Records supplied |
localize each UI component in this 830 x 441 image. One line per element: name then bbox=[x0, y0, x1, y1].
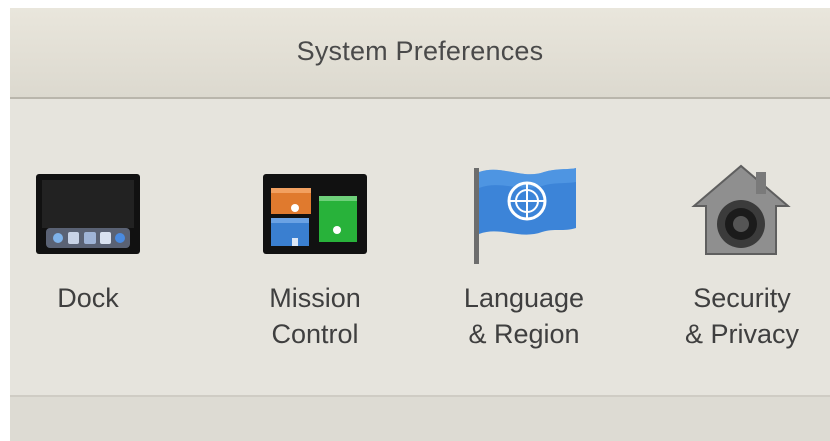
pref-item-security-privacy[interactable]: Security & Privacy bbox=[662, 154, 822, 354]
bottom-pane bbox=[10, 397, 830, 441]
system-preferences-window: System Preferences Dock Mission Control … bbox=[10, 8, 830, 441]
dock-icon bbox=[10, 154, 168, 264]
pref-label-mission-control: Mission Control bbox=[269, 283, 361, 349]
pref-label-language-region: Language & Region bbox=[463, 283, 585, 349]
pref-label-dock: Dock bbox=[57, 283, 119, 313]
pref-item-dock[interactable]: Dock bbox=[10, 154, 168, 354]
title-bar: System Preferences bbox=[10, 8, 830, 99]
preferences-pane: Dock Mission Control Language & Region S… bbox=[10, 99, 830, 397]
window-title: System Preferences bbox=[296, 36, 544, 66]
pref-label-security-privacy: Security & Privacy bbox=[684, 283, 800, 349]
security-house-icon bbox=[662, 154, 822, 264]
pref-item-language-region[interactable]: Language & Region bbox=[444, 154, 604, 354]
un-flag-icon bbox=[444, 154, 604, 264]
mission-control-icon bbox=[235, 154, 395, 264]
pref-item-mission-control[interactable]: Mission Control bbox=[235, 154, 395, 354]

Problem statement | Render the lines from the line containing "pref-item-security-privacy[interactable]: Security &" up to and including the line containing "pref-label-dock: Dock bbox=[57, 283, 119, 313]" as a Markdown table with the columns Position and Text, leaving out any blank lines.

Answer to the problem |
| Position | Text |
|---|---|
| 1 | pref-item-security-privacy[interactable]: Security & Privacy bbox=[662, 154, 822, 354] |
| 2 | bottom-pane bbox=[10, 397, 830, 441] |
| 3 | system-preferences-window: System Preferences Dock Mission Control … bbox=[10, 8, 830, 441] |
| 4 | dock-icon bbox=[10, 154, 168, 264] |
| 5 | pref-label-mission-control: Mission Control bbox=[269, 283, 361, 349] |
| 6 | pref-label-language-region: Language & Region bbox=[463, 283, 585, 349] |
| 7 | pref-label-dock: Dock bbox=[57, 283, 119, 313] |